**Request**
Search the listing below for the string "this" and show each line that contains it.

+++ Provided records

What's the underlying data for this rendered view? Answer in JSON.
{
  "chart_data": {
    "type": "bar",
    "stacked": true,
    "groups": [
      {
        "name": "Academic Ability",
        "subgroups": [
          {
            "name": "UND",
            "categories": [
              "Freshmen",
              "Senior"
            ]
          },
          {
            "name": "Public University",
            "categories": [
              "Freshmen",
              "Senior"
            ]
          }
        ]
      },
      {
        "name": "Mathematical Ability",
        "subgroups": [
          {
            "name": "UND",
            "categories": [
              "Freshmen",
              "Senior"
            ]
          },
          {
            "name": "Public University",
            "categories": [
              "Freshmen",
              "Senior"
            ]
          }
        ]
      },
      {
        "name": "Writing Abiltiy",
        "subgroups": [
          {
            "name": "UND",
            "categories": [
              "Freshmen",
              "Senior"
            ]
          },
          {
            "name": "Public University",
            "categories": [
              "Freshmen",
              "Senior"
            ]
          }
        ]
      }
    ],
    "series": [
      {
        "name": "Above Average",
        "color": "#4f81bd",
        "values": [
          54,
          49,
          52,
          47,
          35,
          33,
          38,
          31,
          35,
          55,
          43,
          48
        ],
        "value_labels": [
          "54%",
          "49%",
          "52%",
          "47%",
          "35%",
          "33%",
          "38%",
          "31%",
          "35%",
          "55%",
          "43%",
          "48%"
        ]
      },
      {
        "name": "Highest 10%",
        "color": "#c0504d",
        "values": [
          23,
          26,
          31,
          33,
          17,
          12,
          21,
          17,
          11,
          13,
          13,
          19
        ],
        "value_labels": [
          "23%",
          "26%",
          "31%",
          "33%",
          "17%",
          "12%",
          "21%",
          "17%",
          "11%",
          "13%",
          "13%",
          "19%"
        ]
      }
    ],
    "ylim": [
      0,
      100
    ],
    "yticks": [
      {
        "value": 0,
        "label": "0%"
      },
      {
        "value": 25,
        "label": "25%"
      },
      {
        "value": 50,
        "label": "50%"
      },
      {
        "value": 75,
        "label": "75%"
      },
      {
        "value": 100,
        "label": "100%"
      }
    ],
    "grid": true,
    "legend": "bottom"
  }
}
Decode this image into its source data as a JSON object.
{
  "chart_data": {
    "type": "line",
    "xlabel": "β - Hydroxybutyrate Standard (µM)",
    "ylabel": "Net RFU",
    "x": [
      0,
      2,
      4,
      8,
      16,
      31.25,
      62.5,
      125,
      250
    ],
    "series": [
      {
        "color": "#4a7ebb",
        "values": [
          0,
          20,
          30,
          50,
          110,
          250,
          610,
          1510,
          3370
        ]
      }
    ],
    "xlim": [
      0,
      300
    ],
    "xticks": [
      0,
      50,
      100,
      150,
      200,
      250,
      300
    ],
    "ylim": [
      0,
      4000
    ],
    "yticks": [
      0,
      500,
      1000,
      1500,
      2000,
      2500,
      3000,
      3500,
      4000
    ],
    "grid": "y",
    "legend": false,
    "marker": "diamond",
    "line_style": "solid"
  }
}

++++++
+++ Provided records

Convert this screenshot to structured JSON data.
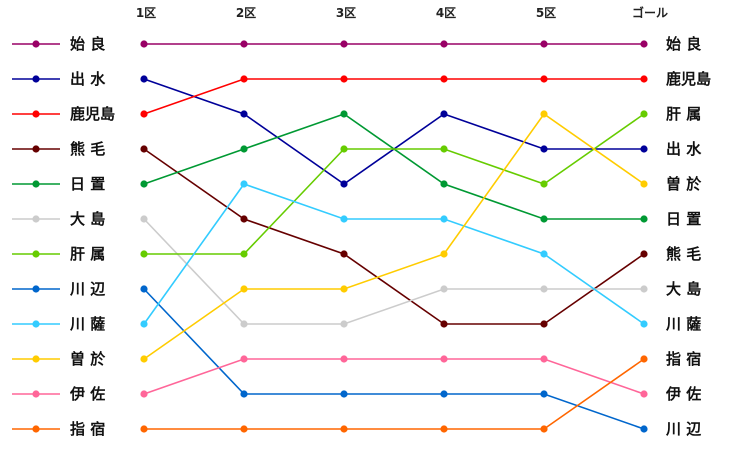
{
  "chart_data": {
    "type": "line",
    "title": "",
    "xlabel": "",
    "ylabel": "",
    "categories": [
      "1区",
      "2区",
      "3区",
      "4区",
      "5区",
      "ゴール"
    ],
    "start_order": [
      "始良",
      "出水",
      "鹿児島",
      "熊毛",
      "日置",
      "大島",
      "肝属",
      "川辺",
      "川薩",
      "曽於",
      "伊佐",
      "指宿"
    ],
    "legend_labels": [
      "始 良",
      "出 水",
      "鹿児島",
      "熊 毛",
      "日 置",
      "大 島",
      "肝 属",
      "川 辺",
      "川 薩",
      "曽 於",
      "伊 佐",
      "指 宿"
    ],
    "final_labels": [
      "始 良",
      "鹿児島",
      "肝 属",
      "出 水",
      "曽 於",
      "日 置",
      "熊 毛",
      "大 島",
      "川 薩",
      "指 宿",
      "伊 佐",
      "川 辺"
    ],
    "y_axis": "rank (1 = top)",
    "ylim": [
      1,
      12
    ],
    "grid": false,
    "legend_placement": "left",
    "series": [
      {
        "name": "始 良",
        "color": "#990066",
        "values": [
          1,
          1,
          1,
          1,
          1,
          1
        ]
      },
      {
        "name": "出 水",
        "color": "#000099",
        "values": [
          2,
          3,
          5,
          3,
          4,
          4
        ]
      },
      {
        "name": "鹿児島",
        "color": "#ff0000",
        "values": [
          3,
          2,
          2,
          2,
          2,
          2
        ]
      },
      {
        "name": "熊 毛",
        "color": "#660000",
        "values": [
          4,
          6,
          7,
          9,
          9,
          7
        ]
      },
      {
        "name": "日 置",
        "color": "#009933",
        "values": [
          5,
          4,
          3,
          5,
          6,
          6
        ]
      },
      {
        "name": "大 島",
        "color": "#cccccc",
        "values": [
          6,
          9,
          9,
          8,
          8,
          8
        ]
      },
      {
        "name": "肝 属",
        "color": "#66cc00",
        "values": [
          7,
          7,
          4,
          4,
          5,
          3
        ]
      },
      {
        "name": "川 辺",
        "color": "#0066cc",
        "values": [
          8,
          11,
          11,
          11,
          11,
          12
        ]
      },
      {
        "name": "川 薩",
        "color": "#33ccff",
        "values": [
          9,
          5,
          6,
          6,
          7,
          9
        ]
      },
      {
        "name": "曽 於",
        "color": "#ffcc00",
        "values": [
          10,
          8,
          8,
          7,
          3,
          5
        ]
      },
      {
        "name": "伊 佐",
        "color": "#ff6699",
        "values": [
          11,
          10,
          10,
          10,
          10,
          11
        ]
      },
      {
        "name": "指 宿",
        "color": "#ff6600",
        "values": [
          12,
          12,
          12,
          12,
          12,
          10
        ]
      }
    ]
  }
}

++++++
+++ Provided records

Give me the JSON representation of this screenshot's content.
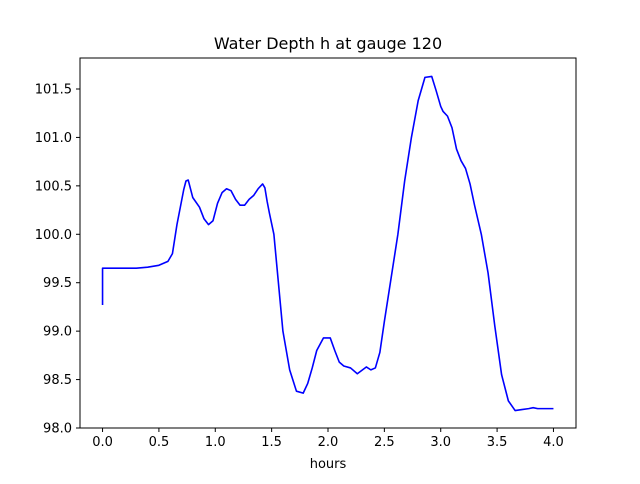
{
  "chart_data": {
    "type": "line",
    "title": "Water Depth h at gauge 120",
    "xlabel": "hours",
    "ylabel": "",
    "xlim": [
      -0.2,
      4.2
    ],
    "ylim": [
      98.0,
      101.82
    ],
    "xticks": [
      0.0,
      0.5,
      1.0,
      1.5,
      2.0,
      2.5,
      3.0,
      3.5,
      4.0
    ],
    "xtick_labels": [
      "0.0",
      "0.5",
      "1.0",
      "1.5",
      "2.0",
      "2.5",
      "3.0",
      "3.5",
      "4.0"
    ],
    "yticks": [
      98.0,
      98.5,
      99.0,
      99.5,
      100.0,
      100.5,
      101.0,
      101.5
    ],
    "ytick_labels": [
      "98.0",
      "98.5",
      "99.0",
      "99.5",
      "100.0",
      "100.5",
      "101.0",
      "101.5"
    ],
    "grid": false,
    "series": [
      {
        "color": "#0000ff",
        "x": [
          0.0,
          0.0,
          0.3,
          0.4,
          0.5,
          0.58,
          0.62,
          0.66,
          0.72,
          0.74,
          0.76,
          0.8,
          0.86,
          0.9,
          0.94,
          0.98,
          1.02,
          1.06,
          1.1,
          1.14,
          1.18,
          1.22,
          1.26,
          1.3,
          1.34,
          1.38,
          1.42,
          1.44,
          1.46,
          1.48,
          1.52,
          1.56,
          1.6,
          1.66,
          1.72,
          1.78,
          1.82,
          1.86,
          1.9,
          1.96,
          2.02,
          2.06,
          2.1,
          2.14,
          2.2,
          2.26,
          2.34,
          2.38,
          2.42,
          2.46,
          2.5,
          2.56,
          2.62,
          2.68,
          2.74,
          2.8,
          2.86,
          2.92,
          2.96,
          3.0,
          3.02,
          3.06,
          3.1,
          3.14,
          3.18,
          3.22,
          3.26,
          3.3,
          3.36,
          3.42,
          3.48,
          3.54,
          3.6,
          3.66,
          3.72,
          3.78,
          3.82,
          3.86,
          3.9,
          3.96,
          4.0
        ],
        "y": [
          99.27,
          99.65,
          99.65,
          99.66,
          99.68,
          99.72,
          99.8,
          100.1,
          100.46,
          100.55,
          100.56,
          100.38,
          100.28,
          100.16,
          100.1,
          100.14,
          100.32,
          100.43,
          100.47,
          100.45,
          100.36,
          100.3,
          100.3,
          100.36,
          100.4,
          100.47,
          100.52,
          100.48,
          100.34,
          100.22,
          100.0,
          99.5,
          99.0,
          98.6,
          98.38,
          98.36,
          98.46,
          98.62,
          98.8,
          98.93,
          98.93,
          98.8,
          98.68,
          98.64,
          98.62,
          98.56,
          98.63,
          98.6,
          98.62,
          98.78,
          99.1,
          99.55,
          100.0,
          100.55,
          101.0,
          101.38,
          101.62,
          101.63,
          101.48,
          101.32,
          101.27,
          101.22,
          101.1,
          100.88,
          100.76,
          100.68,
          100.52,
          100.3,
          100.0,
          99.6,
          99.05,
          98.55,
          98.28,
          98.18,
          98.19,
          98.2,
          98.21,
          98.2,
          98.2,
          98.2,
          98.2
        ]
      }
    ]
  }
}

++++++

**Full solution**
What's the underlying data for this rendered view? Answer in JSON.
Decode this image into its source data as a JSON object.
Convert this screenshot to structured JSON data.
Give me the JSON representation of this screenshot's content.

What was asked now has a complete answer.